**Requirements**: Your task is to output all the records below, word for word.

**Working data**:

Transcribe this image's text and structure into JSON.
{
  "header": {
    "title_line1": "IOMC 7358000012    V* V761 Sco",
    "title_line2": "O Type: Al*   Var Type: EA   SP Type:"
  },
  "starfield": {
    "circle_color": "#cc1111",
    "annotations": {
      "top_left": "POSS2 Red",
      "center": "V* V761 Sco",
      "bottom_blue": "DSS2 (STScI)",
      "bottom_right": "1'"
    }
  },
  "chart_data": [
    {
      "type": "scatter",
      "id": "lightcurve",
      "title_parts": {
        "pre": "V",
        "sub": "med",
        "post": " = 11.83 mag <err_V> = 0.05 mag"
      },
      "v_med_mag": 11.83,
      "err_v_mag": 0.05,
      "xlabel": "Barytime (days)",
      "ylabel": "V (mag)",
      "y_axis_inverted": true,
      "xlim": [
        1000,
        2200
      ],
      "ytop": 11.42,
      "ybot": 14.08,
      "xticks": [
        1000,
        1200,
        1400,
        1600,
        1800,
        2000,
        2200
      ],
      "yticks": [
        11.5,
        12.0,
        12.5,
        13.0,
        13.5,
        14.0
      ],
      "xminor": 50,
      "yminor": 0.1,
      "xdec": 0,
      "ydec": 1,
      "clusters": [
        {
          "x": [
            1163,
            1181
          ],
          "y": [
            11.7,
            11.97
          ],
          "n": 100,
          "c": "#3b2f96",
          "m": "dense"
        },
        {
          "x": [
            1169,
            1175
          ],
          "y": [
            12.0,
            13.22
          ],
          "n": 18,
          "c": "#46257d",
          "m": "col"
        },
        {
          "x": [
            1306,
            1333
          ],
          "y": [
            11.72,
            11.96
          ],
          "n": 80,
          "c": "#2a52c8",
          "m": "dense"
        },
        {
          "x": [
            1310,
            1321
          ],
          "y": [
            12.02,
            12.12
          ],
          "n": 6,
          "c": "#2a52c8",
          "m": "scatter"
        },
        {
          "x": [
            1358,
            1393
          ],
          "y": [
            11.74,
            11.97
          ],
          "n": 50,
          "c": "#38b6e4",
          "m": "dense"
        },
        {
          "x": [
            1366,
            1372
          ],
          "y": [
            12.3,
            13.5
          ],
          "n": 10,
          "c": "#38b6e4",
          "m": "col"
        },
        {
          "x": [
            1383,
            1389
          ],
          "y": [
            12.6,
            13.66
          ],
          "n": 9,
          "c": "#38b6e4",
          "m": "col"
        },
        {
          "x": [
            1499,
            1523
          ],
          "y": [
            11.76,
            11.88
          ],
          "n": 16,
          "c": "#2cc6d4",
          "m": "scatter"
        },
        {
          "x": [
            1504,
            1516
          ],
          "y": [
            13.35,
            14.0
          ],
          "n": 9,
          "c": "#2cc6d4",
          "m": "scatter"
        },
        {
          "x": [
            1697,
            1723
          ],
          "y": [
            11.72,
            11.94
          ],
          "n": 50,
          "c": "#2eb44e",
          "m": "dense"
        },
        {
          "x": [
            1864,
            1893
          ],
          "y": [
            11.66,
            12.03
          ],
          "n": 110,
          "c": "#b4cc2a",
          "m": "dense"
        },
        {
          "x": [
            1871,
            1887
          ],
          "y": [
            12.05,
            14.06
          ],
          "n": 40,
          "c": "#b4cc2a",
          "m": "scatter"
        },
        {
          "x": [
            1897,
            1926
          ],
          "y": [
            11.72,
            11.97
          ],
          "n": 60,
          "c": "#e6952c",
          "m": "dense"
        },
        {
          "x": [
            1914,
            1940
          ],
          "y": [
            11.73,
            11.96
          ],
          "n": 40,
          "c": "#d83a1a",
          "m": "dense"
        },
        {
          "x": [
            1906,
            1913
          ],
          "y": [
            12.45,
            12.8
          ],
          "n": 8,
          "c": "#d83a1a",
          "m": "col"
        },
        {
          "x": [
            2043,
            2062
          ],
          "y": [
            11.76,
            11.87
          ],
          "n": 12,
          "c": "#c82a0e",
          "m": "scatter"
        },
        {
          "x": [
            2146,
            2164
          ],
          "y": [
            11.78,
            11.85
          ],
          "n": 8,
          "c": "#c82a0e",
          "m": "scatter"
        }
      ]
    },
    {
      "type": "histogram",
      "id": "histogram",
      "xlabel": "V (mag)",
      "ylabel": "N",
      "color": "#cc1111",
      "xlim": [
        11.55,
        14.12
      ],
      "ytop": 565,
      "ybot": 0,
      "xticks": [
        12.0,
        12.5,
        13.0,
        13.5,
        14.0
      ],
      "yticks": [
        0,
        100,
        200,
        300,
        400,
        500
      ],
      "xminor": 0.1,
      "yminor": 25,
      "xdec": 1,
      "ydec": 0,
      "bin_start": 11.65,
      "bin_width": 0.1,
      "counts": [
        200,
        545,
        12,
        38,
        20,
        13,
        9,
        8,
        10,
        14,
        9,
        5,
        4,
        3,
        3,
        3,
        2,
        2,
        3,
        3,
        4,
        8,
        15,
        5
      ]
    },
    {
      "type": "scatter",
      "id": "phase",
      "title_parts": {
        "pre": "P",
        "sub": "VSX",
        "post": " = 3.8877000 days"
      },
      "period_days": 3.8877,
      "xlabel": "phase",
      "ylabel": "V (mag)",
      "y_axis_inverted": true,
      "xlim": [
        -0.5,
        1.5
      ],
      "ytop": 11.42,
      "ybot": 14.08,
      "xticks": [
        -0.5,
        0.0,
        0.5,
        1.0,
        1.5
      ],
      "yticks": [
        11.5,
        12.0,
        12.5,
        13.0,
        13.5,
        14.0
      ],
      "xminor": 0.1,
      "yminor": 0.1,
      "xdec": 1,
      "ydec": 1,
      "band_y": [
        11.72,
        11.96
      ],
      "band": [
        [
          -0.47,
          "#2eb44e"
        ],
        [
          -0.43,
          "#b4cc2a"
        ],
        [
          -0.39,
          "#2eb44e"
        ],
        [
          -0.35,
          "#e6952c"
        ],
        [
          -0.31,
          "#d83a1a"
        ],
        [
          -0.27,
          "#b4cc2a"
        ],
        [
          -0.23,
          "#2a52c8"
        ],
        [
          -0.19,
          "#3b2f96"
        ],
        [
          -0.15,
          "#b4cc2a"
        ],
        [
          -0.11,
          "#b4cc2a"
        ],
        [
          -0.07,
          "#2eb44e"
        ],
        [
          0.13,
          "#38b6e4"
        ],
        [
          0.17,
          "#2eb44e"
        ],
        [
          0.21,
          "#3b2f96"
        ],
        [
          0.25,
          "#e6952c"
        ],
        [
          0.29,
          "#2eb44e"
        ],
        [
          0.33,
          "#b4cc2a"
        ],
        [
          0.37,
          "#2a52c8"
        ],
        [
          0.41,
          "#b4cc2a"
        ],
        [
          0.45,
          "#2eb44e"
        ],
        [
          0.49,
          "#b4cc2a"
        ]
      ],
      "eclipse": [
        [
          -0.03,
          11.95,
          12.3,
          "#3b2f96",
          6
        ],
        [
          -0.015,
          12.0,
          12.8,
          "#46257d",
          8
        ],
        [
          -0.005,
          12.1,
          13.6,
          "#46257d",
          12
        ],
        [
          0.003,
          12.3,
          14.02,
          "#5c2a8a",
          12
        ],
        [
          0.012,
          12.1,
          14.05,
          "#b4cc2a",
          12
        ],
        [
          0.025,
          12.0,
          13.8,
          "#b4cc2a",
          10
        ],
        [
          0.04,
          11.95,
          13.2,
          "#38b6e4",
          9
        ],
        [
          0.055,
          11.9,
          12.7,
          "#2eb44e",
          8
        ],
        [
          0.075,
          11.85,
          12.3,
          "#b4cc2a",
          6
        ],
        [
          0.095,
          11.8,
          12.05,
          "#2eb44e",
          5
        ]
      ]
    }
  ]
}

**Exercise solution**:
Transcribe this image's text and structure into JSON.
{
  "header": {
    "title_line1": "IOMC 7358000012    V* V761 Sco",
    "title_line2": "O Type: Al*   Var Type: EA   SP Type:"
  },
  "starfield": {
    "circle_color": "#cc1111",
    "annotations": {
      "top_left": "POSS2 Red",
      "center": "V* V761 Sco",
      "bottom_blue": "DSS2 (STScI)",
      "bottom_right": "1'"
    }
  },
  "chart_data": [
    {
      "type": "scatter",
      "id": "lightcurve",
      "title_parts": {
        "pre": "V",
        "sub": "med",
        "post": " = 11.83 mag <err_V> = 0.05 mag"
      },
      "v_med_mag": 11.83,
      "err_v_mag": 0.05,
      "xlabel": "Barytime (days)",
      "ylabel": "V (mag)",
      "y_axis_inverted": true,
      "xlim": [
        1000,
        2200
      ],
      "ytop": 11.42,
      "ybot": 14.08,
      "xticks": [
        1000,
        1200,
        1400,
        1600,
        1800,
        2000,
        2200
      ],
      "yticks": [
        11.5,
        12.0,
        12.5,
        13.0,
        13.5,
        14.0
      ],
      "xminor": 50,
      "yminor": 0.1,
      "xdec": 0,
      "ydec": 1,
      "clusters": [
        {
          "x": [
            1163,
            1181
          ],
          "y": [
            11.7,
            11.97
          ],
          "n": 100,
          "c": "#3b2f96",
          "m": "dense"
        },
        {
          "x": [
            1169,
            1175
          ],
          "y": [
            12.0,
            13.22
          ],
          "n": 18,
          "c": "#46257d",
          "m": "col"
        },
        {
          "x": [
            1306,
            1333
          ],
          "y": [
            11.72,
            11.96
          ],
          "n": 80,
          "c": "#2a52c8",
          "m": "dense"
        },
        {
          "x": [
            1310,
            1321
          ],
          "y": [
            12.02,
            12.12
          ],
          "n": 6,
          "c": "#2a52c8",
          "m": "scatter"
        },
        {
          "x": [
            1358,
            1393
          ],
          "y": [
            11.74,
            11.97
          ],
          "n": 50,
          "c": "#38b6e4",
          "m": "dense"
        },
        {
          "x": [
            1366,
            1372
          ],
          "y": [
            12.3,
            13.5
          ],
          "n": 10,
          "c": "#38b6e4",
          "m": "col"
        },
        {
          "x": [
            1383,
            1389
          ],
          "y": [
            12.6,
            13.66
          ],
          "n": 9,
          "c": "#38b6e4",
          "m": "col"
        },
        {
          "x": [
            1499,
            1523
          ],
          "y": [
            11.76,
            11.88
          ],
          "n": 16,
          "c": "#2cc6d4",
          "m": "scatter"
        },
        {
          "x": [
            1504,
            1516
          ],
          "y": [
            13.35,
            14.0
          ],
          "n": 9,
          "c": "#2cc6d4",
          "m": "scatter"
        },
        {
          "x": [
            1697,
            1723
          ],
          "y": [
            11.72,
            11.94
          ],
          "n": 50,
          "c": "#2eb44e",
          "m": "dense"
        },
        {
          "x": [
            1864,
            1893
          ],
          "y": [
            11.66,
            12.03
          ],
          "n": 110,
          "c": "#b4cc2a",
          "m": "dense"
        },
        {
          "x": [
            1871,
            1887
          ],
          "y": [
            12.05,
            14.06
          ],
          "n": 40,
          "c": "#b4cc2a",
          "m": "scatter"
        },
        {
          "x": [
            1897,
            1926
          ],
          "y": [
            11.72,
            11.97
          ],
          "n": 60,
          "c": "#e6952c",
          "m": "dense"
        },
        {
          "x": [
            1914,
            1940
          ],
          "y": [
            11.73,
            11.96
          ],
          "n": 40,
          "c": "#d83a1a",
          "m": "dense"
        },
        {
          "x": [
            1906,
            1913
          ],
          "y": [
            12.45,
            12.8
          ],
          "n": 8,
          "c": "#d83a1a",
          "m": "col"
        },
        {
          "x": [
            2043,
            2062
          ],
          "y": [
            11.76,
            11.87
          ],
          "n": 12,
          "c": "#c82a0e",
          "m": "scatter"
        },
        {
          "x": [
            2146,
            2164
          ],
          "y": [
            11.78,
            11.85
          ],
          "n": 8,
          "c": "#c82a0e",
          "m": "scatter"
        }
      ]
    },
    {
      "type": "histogram",
      "id": "histogram",
      "xlabel": "V (mag)",
      "ylabel": "N",
      "color": "#cc1111",
      "xlim": [
        11.55,
        14.12
      ],
      "ytop": 565,
      "ybot": 0,
      "xticks": [
        12.0,
        12.5,
        13.0,
        13.5,
        14.0
      ],
      "yticks": [
        0,
        100,
        200,
        300,
        400,
        500
      ],
      "xminor": 0.1,
      "yminor": 25,
      "xdec": 1,
      "ydec": 0,
      "bin_start": 11.65,
      "bin_width": 0.1,
      "counts": [
        200,
        545,
        12,
        38,
        20,
        13,
        9,
        8,
        10,
        14,
        9,
        5,
        4,
        3,
        3,
        3,
        2,
        2,
        3,
        3,
        4,
        8,
        15,
        5
      ]
    },
    {
      "type": "scatter",
      "id": "phase",
      "title_parts": {
        "pre": "P",
        "sub": "VSX",
        "post": " = 3.8877000 days"
      },
      "period_days": 3.8877,
      "xlabel": "phase",
      "ylabel": "V (mag)",
      "y_axis_inverted": true,
      "xlim": [
        -0.5,
        1.5
      ],
      "ytop": 11.42,
      "ybot": 14.08,
      "xticks": [
        -0.5,
        0.0,
        0.5,
        1.0,
        1.5
      ],
      "yticks": [
        11.5,
        12.0,
        12.5,
        13.0,
        13.5,
        14.0
      ],
      "xminor": 0.1,
      "yminor": 0.1,
      "xdec": 1,
      "ydec": 1,
      "band_y": [
        11.72,
        11.96
      ],
      "band": [
        [
          -0.47,
          "#2eb44e"
        ],
        [
          -0.43,
          "#b4cc2a"
        ],
        [
          -0.39,
          "#2eb44e"
        ],
        [
          -0.35,
          "#e6952c"
        ],
        [
          -0.31,
          "#d83a1a"
        ],
        [
          -0.27,
          "#b4cc2a"
        ],
        [
          -0.23,
          "#2a52c8"
        ],
        [
          -0.19,
          "#3b2f96"
        ],
        [
          -0.15,
          "#b4cc2a"
        ],
        [
          -0.11,
          "#b4cc2a"
        ],
        [
          -0.07,
          "#2eb44e"
        ],
        [
          0.13,
          "#38b6e4"
        ],
        [
          0.17,
          "#2eb44e"
        ],
        [
          0.21,
          "#3b2f96"
        ],
        [
          0.25,
          "#e6952c"
        ],
        [
          0.29,
          "#2eb44e"
        ],
        [
          0.33,
          "#b4cc2a"
        ],
        [
          0.37,
          "#2a52c8"
        ],
        [
          0.41,
          "#b4cc2a"
        ],
        [
          0.45,
          "#2eb44e"
        ],
        [
          0.49,
          "#b4cc2a"
        ]
      ],
      "eclipse": [
        [
          -0.03,
          11.95,
          12.3,
          "#3b2f96",
          6
        ],
        [
          -0.015,
          12.0,
          12.8,
          "#46257d",
          8
        ],
        [
          -0.005,
          12.1,
          13.6,
          "#46257d",
          12
        ],
        [
          0.003,
          12.3,
          14.02,
          "#5c2a8a",
          12
        ],
        [
          0.012,
          12.1,
          14.05,
          "#b4cc2a",
          12
        ],
        [
          0.025,
          12.0,
          13.8,
          "#b4cc2a",
          10
        ],
        [
          0.04,
          11.95,
          13.2,
          "#38b6e4",
          9
        ],
        [
          0.055,
          11.9,
          12.7,
          "#2eb44e",
          8
        ],
        [
          0.075,
          11.85,
          12.3,
          "#b4cc2a",
          6
        ],
        [
          0.095,
          11.8,
          12.05,
          "#2eb44e",
          5
        ]
      ]
    }
  ]
}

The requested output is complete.